» **WHAT THE TASK REQUIRES**: Pick out the lines in the listing below that contain the word "title" and copy them.

Stored items from a collection:
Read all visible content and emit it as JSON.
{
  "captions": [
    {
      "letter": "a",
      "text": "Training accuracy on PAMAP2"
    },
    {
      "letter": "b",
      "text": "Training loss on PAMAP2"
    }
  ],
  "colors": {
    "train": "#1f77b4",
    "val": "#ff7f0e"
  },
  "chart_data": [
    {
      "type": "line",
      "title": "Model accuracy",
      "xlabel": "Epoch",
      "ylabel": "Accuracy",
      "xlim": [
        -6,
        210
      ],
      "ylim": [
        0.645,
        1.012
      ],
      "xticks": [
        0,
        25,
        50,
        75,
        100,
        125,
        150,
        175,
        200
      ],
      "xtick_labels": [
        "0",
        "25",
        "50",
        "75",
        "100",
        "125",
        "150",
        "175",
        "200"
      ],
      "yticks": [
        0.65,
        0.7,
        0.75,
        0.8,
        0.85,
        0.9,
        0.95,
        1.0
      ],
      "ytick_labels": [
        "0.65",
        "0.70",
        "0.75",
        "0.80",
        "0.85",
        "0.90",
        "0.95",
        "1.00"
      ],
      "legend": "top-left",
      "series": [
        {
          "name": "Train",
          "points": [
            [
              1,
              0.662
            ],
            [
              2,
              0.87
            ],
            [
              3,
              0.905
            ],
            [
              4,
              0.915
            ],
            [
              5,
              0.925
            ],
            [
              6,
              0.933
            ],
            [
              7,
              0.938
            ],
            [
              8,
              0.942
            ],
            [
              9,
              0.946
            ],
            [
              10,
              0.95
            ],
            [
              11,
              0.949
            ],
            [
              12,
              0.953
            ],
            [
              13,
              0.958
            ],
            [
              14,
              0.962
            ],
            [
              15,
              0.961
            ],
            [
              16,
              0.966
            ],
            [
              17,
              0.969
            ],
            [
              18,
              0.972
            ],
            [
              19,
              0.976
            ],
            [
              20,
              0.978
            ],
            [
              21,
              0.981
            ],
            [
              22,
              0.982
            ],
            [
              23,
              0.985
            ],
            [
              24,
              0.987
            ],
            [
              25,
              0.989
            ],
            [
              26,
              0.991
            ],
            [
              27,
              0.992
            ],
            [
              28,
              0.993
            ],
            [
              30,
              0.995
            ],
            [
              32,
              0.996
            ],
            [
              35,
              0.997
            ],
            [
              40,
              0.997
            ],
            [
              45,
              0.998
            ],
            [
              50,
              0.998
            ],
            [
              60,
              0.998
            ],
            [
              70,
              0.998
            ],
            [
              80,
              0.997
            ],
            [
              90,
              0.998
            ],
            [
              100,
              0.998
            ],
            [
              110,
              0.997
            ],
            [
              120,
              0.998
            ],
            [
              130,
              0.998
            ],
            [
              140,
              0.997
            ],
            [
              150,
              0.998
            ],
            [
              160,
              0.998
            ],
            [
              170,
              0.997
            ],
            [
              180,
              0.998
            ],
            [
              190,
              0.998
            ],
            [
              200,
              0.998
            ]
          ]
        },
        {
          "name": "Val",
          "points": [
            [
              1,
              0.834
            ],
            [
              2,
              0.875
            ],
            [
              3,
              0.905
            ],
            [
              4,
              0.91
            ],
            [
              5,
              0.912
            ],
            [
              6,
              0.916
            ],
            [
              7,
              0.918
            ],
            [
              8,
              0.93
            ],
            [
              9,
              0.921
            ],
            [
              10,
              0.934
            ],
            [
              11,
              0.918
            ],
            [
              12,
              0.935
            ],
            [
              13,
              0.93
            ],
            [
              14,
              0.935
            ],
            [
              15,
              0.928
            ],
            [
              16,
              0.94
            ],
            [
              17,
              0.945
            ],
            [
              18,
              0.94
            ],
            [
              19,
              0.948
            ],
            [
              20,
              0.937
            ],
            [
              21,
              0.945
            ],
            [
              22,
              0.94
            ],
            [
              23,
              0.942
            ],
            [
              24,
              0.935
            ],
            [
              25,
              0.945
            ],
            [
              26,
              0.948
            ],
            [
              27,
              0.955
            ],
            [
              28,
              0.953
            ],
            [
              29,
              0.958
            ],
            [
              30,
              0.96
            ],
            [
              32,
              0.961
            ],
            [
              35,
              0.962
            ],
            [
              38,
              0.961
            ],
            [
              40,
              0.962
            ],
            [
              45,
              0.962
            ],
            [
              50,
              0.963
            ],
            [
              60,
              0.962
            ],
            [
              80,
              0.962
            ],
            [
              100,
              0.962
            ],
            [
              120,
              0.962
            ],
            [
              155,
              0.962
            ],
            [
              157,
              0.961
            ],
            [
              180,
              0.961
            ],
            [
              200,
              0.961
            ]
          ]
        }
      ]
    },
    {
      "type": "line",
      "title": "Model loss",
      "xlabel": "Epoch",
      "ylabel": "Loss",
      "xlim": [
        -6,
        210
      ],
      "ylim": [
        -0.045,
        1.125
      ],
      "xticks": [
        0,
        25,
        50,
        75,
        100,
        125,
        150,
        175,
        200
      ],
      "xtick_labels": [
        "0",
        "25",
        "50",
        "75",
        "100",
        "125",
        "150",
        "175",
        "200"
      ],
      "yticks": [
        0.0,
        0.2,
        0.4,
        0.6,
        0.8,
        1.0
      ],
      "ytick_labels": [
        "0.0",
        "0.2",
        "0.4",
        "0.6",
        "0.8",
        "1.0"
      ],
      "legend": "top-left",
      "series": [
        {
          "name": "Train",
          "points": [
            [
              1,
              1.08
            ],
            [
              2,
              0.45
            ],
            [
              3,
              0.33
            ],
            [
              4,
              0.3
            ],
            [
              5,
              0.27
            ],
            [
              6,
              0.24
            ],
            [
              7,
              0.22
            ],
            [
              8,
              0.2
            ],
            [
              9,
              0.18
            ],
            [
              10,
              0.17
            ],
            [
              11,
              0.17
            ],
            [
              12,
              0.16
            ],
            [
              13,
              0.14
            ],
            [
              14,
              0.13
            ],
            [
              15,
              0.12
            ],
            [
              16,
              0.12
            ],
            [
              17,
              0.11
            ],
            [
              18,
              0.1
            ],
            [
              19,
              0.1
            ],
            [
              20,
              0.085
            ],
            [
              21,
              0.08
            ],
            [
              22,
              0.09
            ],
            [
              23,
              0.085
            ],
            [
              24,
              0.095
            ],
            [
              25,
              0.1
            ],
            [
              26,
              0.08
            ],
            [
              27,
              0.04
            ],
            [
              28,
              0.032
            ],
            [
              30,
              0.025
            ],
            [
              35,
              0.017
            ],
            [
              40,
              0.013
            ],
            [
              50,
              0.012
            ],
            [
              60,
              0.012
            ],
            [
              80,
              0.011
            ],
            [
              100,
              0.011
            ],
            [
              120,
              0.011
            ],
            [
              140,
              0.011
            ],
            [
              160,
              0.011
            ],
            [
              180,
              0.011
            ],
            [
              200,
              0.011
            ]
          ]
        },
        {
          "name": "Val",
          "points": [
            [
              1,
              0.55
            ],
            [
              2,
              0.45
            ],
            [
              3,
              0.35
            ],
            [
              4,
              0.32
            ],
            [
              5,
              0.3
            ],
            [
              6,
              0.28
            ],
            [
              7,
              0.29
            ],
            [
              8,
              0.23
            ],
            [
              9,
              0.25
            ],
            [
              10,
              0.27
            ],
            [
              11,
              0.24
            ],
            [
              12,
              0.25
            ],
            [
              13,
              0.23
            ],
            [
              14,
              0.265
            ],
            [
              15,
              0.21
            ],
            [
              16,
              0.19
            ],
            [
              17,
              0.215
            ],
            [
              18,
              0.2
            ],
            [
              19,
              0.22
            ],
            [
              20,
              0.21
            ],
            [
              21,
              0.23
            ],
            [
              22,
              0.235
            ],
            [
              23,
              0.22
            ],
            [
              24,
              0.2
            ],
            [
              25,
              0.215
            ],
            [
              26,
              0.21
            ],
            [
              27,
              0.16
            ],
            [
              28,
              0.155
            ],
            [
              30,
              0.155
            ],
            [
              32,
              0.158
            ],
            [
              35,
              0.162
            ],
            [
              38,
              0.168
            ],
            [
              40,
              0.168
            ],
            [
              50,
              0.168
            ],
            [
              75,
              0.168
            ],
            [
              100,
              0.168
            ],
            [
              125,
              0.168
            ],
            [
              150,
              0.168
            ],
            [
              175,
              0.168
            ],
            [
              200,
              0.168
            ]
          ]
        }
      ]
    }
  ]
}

» **RESULT**:
      "title": "Model accuracy",
      "title": "Model loss",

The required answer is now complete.